▶ _TASK STATEMENT_:
Write out each of the rows below word for word, omitting the pictures.

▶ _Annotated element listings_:

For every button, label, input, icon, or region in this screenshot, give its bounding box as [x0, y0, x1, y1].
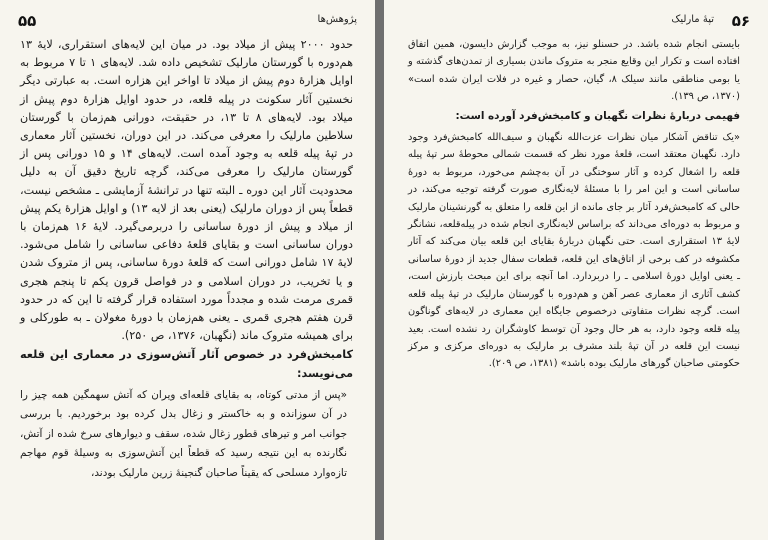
- right-page: [384, 0, 768, 540]
- left-page-header: [18, 12, 357, 30]
- left-running-title: پژوهش‌ها: [317, 14, 357, 25]
- right-running-title: تپهٔ مارلیک: [671, 14, 714, 25]
- left-quote-intro: کامبخش‌فرد در خصوص آثار آتش‌سوزی در معماری این قلعه می‌نویسد:: [20, 348, 353, 380]
- left-paragraph-1: حدود ۲۰۰۰ پیش از میلاد بود. در میان این لایه‌های استقراری، لایهٔ ۱۳ هم‌دوره با گورستان مارلیک تشخیص داده شد. لایه‌های ۱ تا ۷ مربوط به اوایل هزارهٔ دوم پیش از میلاد تا اواخر این هزاره است. به عبارتی دیگر نخستین آثار سکونت در پیله قلعه، در حدود اوایل هزارهٔ دوم پیش از میلاد بود. لایه‌های ۸ تا ۱۳، در حقیقت، دورانی هم‌زمان با گورستان سلاطین مارلیک را معرفی می‌کند. در این دوران، نخستین آثار معماری در تپهٔ پیله قلعه به وجود آمده است. لایه‌های ۱۴ و ۱۵ دورانی پس از گورستان مارلیک را معرفی می‌کند، گرچه تاریخ دقیق آن به دلیل محدودیت آثار این دوره ـ البته تنها در ترانشهٔ آزمایشی ـ مشخص نیست، قطعاً پس از دوران مارلیک (یعنی بعد از لایه ۱۳) و اوایل هزارهٔ یکم پیش از میلاد و پیش از دورهٔ ساسانی را دربرمی‌گیرد. لایهٔ ۱۶ هم‌زمان با دوران ساسانی است و بقایای قلعهٔ دفاعی ساسانی را شامل می‌شود. لایهٔ ۱۷ شامل دورانی است که قلعهٔ دورهٔ ساسانی، پس از متروک شدن و یا تخریب، در دوران اسلامی و در فواصل قرون یکم تا پنجم هجری قمری مرمت شده و مجدداً مورد استفاده قرار گرفته تا این که در حدود قرن هفتم هجری قمری ـ یعنی هم‌زمان با دورهٔ مغولان ـ به طورکلی و برای همیشه متروک ماند (نگهبان، ۱۳۷۶، ص ۲۵۰).: [20, 38, 353, 343]
- right-paragraph-1: بایستی انجام شده باشد. در حسنلو نیز، به موجب گزارش دایسون، همین اتفاق افتاده است و تکرار این وقایع منجر به متروک ماندن بسیاری از تمدن‌های گذشته و یا بومی مناطقی مانند سیلک ۸، گیان، حصار و غیره در فلات ایران شده است» (۱۳۷۰، ص ۱۳۹).: [408, 39, 740, 103]
- right-block-quote: «یک تناقض آشکار میان نظرات عزت‌الله نگهبان و سیف‌الله کامبخش‌فرد وجود دارد. نگهبان معتقد است، قلعهٔ مورد نظر که قسمت شمالی محوطهٔ سر تپهٔ پیله قلعه را اشغال کرده و آثار سوختگی در آن به‌چشم می‌خورد، مربوط به دورهٔ ساسانی است و این امر را با مسئلهٔ لایه‌نگاری صورت گرفته توجیه می‌کند، در حالی که کامبخش‌فرد آثار بر جای مانده از این قلعه را متعلق به گورنشینان مارلیک و مربوط به دوره‌ای می‌داند که براساس لایه‌نگاری انجام شده در پیله‌قلعه، نشانگر لایهٔ ۱۳ استقراری است. حتی نگهبان دربارهٔ بقایای این قلعه بیان می‌کند که آثار مکشوفه در کف برخی از اتاق‌های این قلعه، قطعات سفال جدید از دورهٔ ساسانی ـ یعنی اوایل دورهٔ اسلامی ـ را دربردارد. اما آنچه برای این مبحث بارزش است، کشف آثاری از معماری عصر آهن و هم‌دوره با گورستان مارلیک در تپهٔ پیله قلعه است. گرچه نظرات متفاوتی درخصوص جایگاه این معماری در لایه‌های گوناگون پیله قلعه وجود دارد، به هر حال وجود آن توسط کاوشگران رد نشده است. بعید نیست این قلعه در آن تپهٔ بلند مشرف بر مارلیک به دوره‌ای مرکزی و مرکز حکومتی صاحبان گورهای مارلیک بوده باشد» (۱۳۸۱، ص ۲۰۹).: [408, 132, 740, 370]
- book-gutter: [375, 0, 384, 540]
- right-page-number: ۵۶: [731, 12, 750, 30]
- left-block-quote: «پس از مدتی کوتاه، به بقایای قلعه‌ای ویران که آتش سهمگین همه چیز را در آن سوزانده و به خاکستر و زغال بدل کرده بود برخوردیم. با بررسی جوانب امر و تیرهای قطور زغال شده، سقف و دیوارهای سرخ شده از آتش، نگارنده به این نتیجه رسید که قطعاً این آتش‌سوزی به وسیلهٔ قوم مهاجم تازه‌وارد مسلحی که یقیناً صاحبان گنجینهٔ زرین مارلیک بودند،: [20, 388, 347, 479]
- left-page: [0, 0, 375, 540]
- left-page-number: ۵۵: [18, 12, 37, 30]
- right-quote-intro: فهیمی دربارهٔ نظرات نگهبان و کامبخش‌فرد آورده است:: [455, 109, 740, 122]
- right-page-body: [408, 36, 740, 373]
- left-page-body: [20, 36, 353, 483]
- right-page-header: [402, 12, 750, 30]
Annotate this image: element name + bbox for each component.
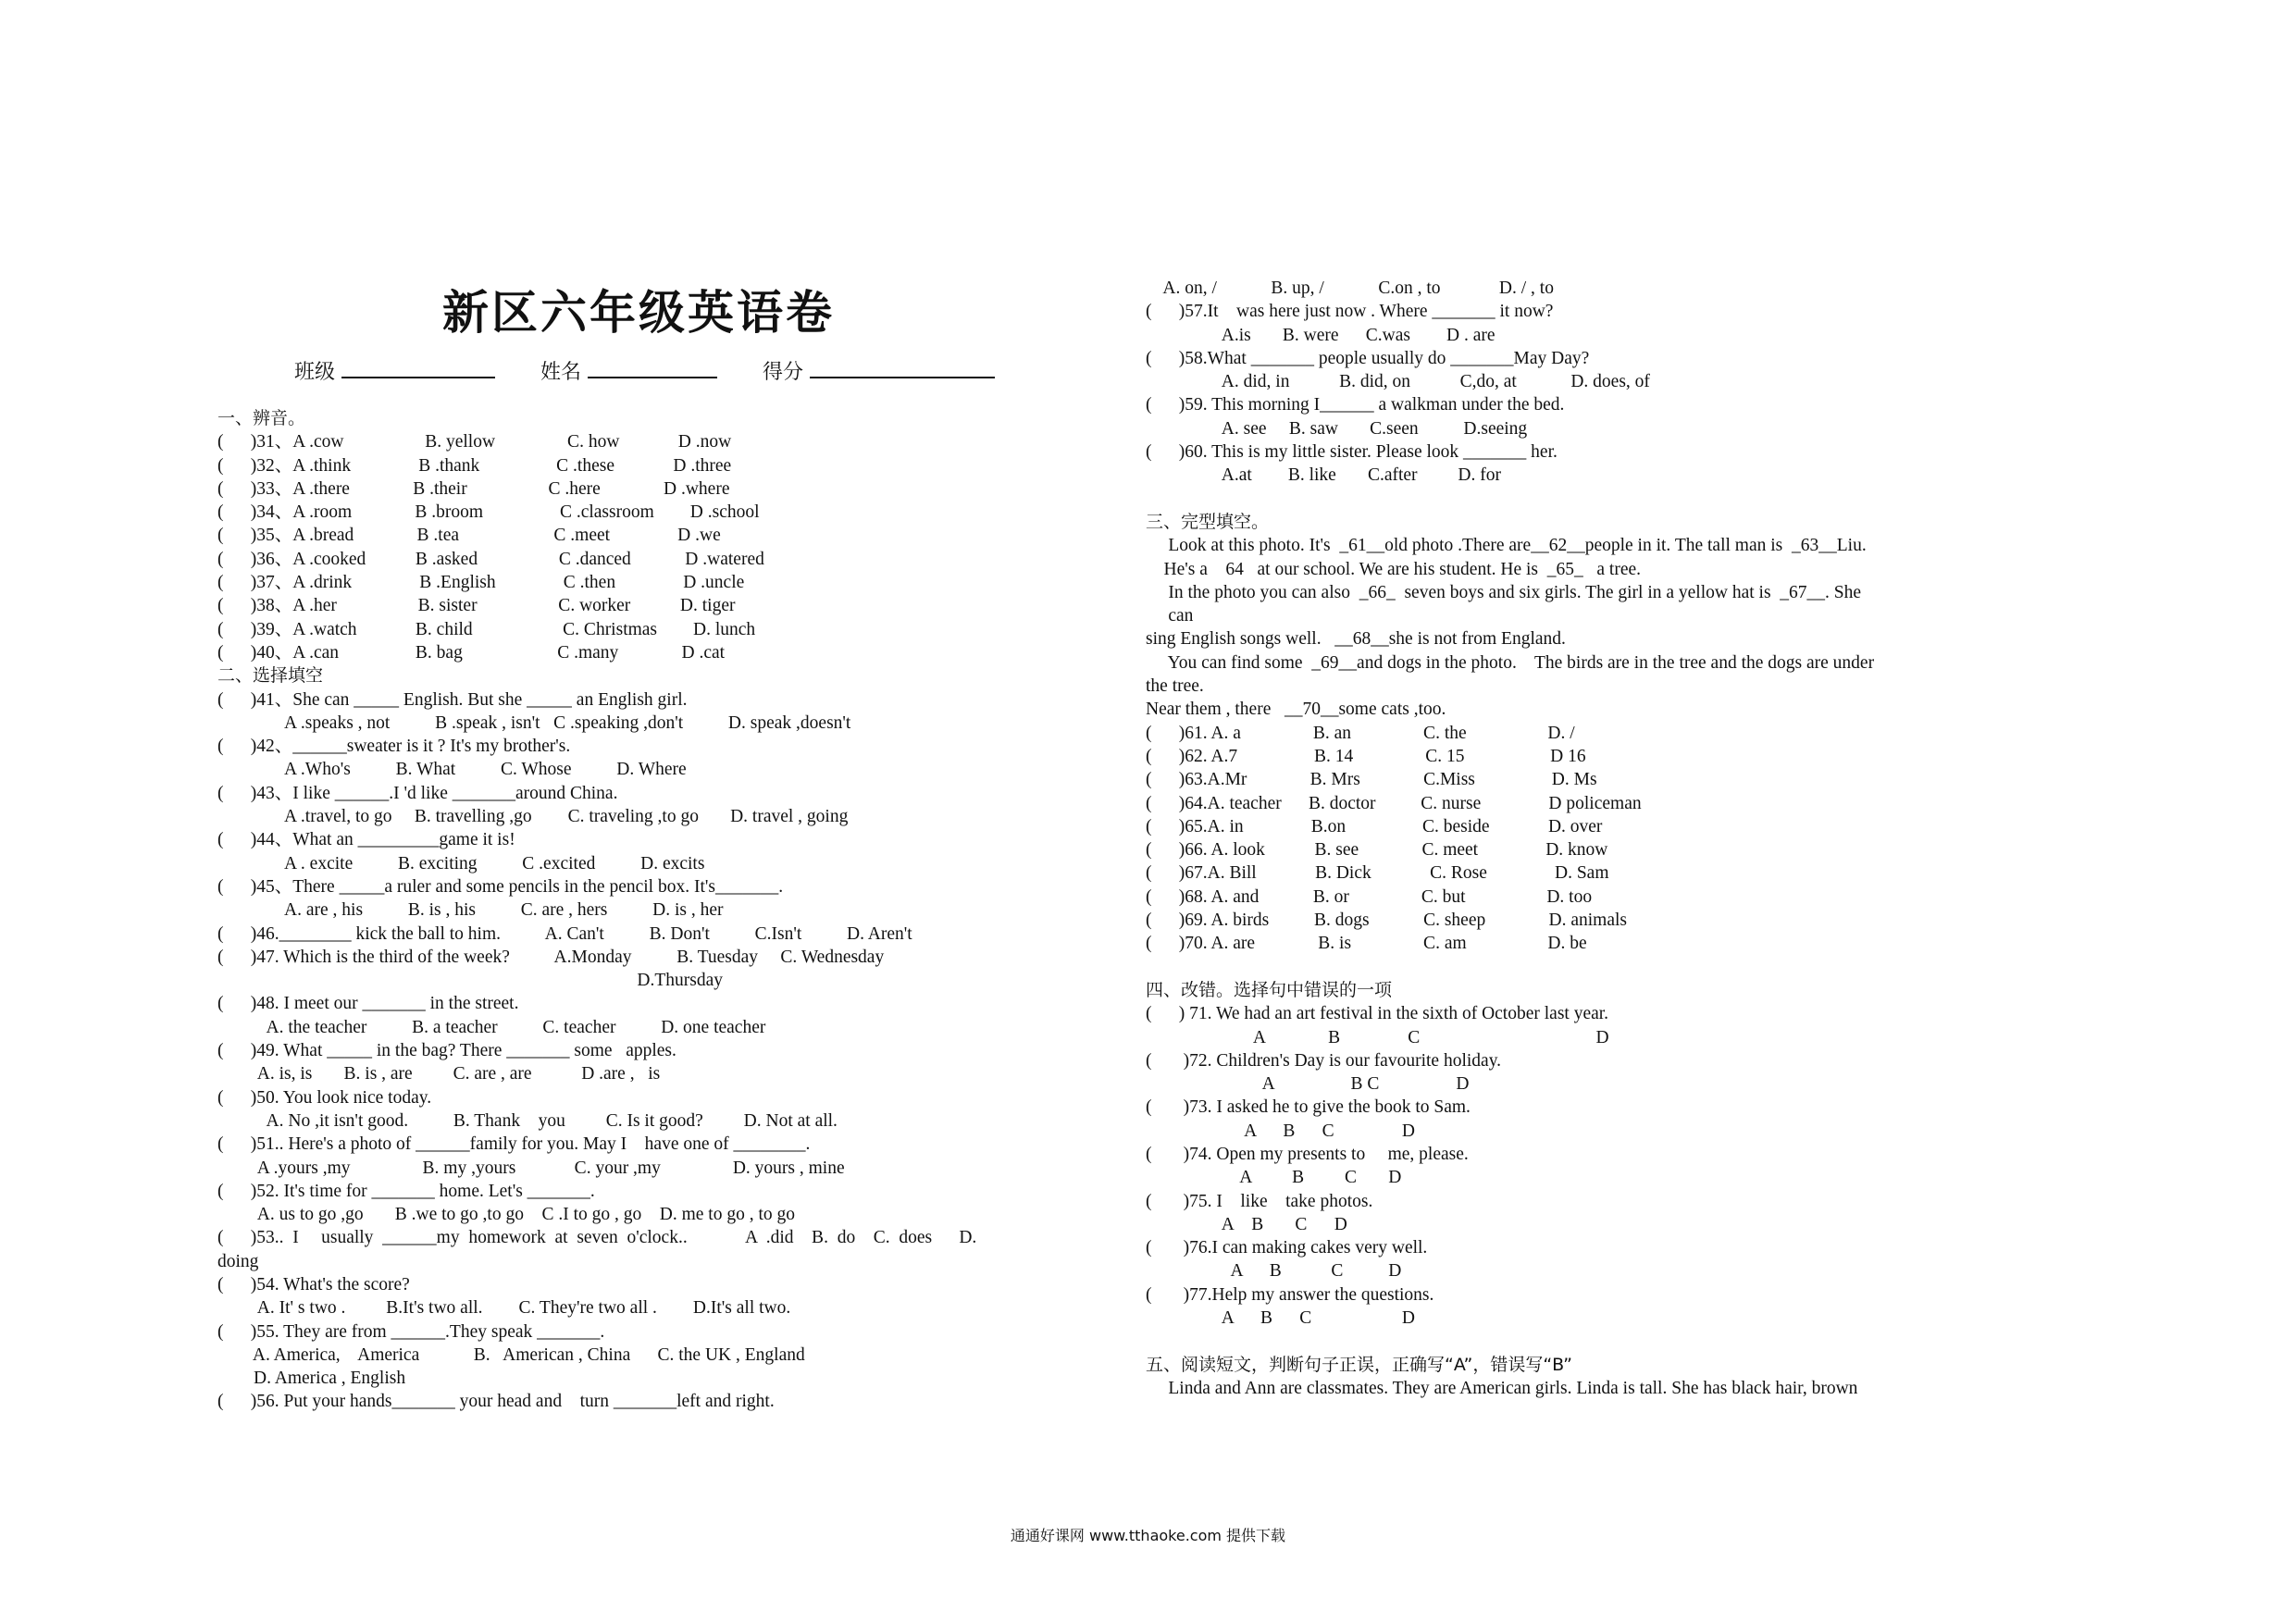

▶ _EXERCISE RESPONSE_:
For every button, label, input, icon, or region in this screenshot, give its bounding box as [x0, y0, x1, y1].
- right-page: [384, 0, 768, 540]
- left-page-header: [18, 12, 357, 30]
- left-running-title: پژوهش‌ها: [317, 14, 357, 25]
- right-running-title: تپهٔ مارلیک: [671, 14, 714, 25]
- left-quote-intro: کامبخش‌فرد در خصوص آثار آتش‌سوزی در معماری این قلعه می‌نویسد:: [20, 348, 353, 380]
- left-paragraph-1: حدود ۲۰۰۰ پیش از میلاد بود. در میان این لایه‌های استقراری، لایهٔ ۱۳ هم‌دوره با گورستان مارلیک تشخیص داده شد. لایه‌های ۱ تا ۷ مربوط به اوایل هزارهٔ دوم پیش از میلاد تا اواخر این هزاره است. به عبارتی دیگر نخستین آثار سکونت در پیله قلعه، در حدود اوایل هزارهٔ دوم پیش از میلاد بود. لایه‌های ۸ تا ۱۳، در حقیقت، دورانی هم‌زمان با گورستان سلاطین مارلیک را معرفی می‌کند. در این دوران، نخستین آثار معماری در تپهٔ پیله قلعه به وجود آمده است. لایه‌های ۱۴ و ۱۵ دورانی پس از گورستان مارلیک را معرفی می‌کند، گرچه تاریخ دقیق آن به دلیل محدودیت آثار این دوره ـ البته تنها در ترانشهٔ آزمایشی ـ مشخص نیست، قطعاً پس از دوران مارلیک (یعنی بعد از لایه ۱۳) و اوایل هزارهٔ یکم پیش از میلاد و پیش از دورهٔ ساسانی را دربرمی‌گیرد. لایهٔ ۱۶ هم‌زمان با دوران ساسانی است و بقایای قلعهٔ دفاعی ساسانی را شامل می‌شود. لایهٔ ۱۷ شامل دورانی است که قلعهٔ دورهٔ ساسانی، پس از متروک شدن و یا تخریب، در دوران اسلامی و در فواصل قرون یکم تا پنجم هجری قمری مرمت شده و مجدداً مورد استفاده قرار گرفته تا این که در حدود قرن هفتم هجری قمری ـ یعنی هم‌زمان با دورهٔ مغولان ـ به طورکلی و برای همیشه متروک ماند (نگهبان، ۱۳۷۶، ص ۲۵۰).: [20, 38, 353, 343]
- right-paragraph-1: بایستی انجام شده باشد. در حسنلو نیز، به موجب گزارش دایسون، همین اتفاق افتاده است و تکرار این وقایع منجر به متروک ماندن بسیاری از تمدن‌های گذشته و یا بومی مناطقی مانند سیلک ۸، گیان، حصار و غیره در فلات ایران شده است» (۱۳۷۰، ص ۱۳۹).: [408, 39, 740, 103]
- right-block-quote: «یک تناقض آشکار میان نظرات عزت‌الله نگهبان و سیف‌الله کامبخش‌فرد وجود دارد. نگهبان معتقد است، قلعهٔ مورد نظر که قسمت شمالی محوطهٔ سر تپهٔ پیله قلعه را اشغال کرده و آثار سوختگی در آن به‌چشم می‌خورد، مربوط به دورهٔ ساسانی است و این امر را با مسئلهٔ لایه‌نگاری صورت گرفته توجیه می‌کند، در حالی که کامبخش‌فرد آثار بر جای مانده از این قلعه را متعلق به گورنشینان مارلیک و مربوط به دوره‌ای می‌داند که براساس لایه‌نگاری انجام شده در پیله‌قلعه، نشانگر لایهٔ ۱۳ استقراری است. حتی نگهبان دربارهٔ بقایای این قلعه بیان می‌کند که آثار مکشوفه در کف برخی از اتاق‌های این قلعه، قطعات سفال جدید از دورهٔ ساسانی ـ یعنی اوایل دورهٔ اسلامی ـ را دربردارد. اما آنچه برای این مبحث بارزش است، کشف آثاری از معماری عصر آهن و هم‌دوره با گورستان مارلیک در تپهٔ پیله قلعه است. گرچه نظرات متفاوتی درخصوص جایگاه این معماری در لایه‌های گوناگون پیله قلعه وجود دارد، به هر حال وجود آن توسط کاوشگران رد نشده است. بعید نیست این قلعه در آن تپهٔ بلند مشرف بر مارلیک به دوره‌ای مرکزی و مرکز حکومتی صاحبان گورهای مارلیک بوده باشد» (۱۳۸۱، ص ۲۰۹).: [408, 132, 740, 370]
- book-gutter: [375, 0, 384, 540]
- right-page-number: ۵۶: [731, 12, 750, 30]
- left-block-quote: «پس از مدتی کوتاه، به بقایای قلعه‌ای ویران که آتش سهمگین همه چیز را در آن سوزانده و به خاکستر و زغال بدل کرده بود برخوردیم. با بررسی جوانب امر و تیرهای قطور زغال شده، سقف و دیوارهای سرخ شده از آتش، نگارنده به این نتیجه رسید که قطعاً این آتش‌سوزی به وسیلهٔ قوم مهاجم تازه‌وارد مسلحی که یقیناً صاحبان گنجینهٔ زرین مارلیک بودند،: [20, 388, 347, 479]
- left-page: [0, 0, 375, 540]
- left-page-number: ۵۵: [18, 12, 37, 30]
- right-quote-intro: فهیمی دربارهٔ نظرات نگهبان و کامبخش‌فرد آورده است:: [455, 109, 740, 122]
- right-page-body: [408, 36, 740, 373]
- left-page-body: [20, 36, 353, 483]
- right-page-header: [402, 12, 750, 30]
Annotate this image: element name + bbox for each component.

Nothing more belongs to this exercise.